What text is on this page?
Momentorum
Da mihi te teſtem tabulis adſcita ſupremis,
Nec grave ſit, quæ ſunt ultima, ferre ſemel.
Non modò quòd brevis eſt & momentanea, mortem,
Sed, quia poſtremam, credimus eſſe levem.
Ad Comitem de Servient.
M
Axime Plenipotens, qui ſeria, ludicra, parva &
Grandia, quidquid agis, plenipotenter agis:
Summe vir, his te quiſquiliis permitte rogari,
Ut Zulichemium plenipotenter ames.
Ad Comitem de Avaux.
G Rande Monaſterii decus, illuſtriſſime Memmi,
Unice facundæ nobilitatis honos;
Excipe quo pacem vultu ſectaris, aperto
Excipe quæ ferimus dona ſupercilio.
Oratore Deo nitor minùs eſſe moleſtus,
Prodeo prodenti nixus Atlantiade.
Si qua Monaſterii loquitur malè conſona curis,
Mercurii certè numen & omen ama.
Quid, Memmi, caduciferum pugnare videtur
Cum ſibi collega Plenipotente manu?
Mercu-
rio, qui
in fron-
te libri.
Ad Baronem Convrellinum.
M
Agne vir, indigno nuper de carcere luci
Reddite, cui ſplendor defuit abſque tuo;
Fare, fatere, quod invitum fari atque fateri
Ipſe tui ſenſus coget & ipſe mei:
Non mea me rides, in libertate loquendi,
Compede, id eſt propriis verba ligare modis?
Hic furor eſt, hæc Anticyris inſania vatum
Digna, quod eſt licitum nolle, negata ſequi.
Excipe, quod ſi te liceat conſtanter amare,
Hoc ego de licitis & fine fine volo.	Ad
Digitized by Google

(EXERCISE BRIEF): Using the listing above, reproduce each line without omission.

(TASK SOLUTION):
What text is on this page?
Momentorum
Da mihi te teſtem tabulis adſcita ſupremis,
Nec grave ſit, quæ ſunt ultima, ferre ſemel.
Non modò quòd brevis eſt & momentanea, mortem,
Sed, quia poſtremam, credimus eſſe levem.
Ad Comitem de Servient.
M
Axime Plenipotens, qui ſeria, ludicra, parva &
Grandia, quidquid agis, plenipotenter agis:
Summe vir, his te quiſquiliis permitte rogari,
Ut Zulichemium plenipotenter ames.
Ad Comitem de Avaux.
G Rande Monaſterii decus, illuſtriſſime Memmi,
Unice facundæ nobilitatis honos;
Excipe quo pacem vultu ſectaris, aperto
Excipe quæ ferimus dona ſupercilio.
Oratore Deo nitor minùs eſſe moleſtus,
Prodeo prodenti nixus Atlantiade.
Si qua Monaſterii loquitur malè conſona curis,
Mercurii certè numen & omen ama.
Quid, Memmi, caduciferum pugnare videtur
Cum ſibi collega Plenipotente manu?
Mercu-
rio, qui
in fron-
te libri.
Ad Baronem Convrellinum.
M
Agne vir, indigno nuper de carcere luci
Reddite, cui ſplendor defuit abſque tuo;
Fare, fatere, quod invitum fari atque fateri
Ipſe tui ſenſus coget & ipſe mei:
Non mea me rides, in libertate loquendi,
Compede, id eſt propriis verba ligare modis?
Hic furor eſt, hæc Anticyris inſania vatum
Digna, quod eſt licitum nolle, negata ſequi.
Excipe, quod ſi te liceat conſtanter amare,
Hoc ego de licitis & fine fine volo.	Ad
Digitized by Google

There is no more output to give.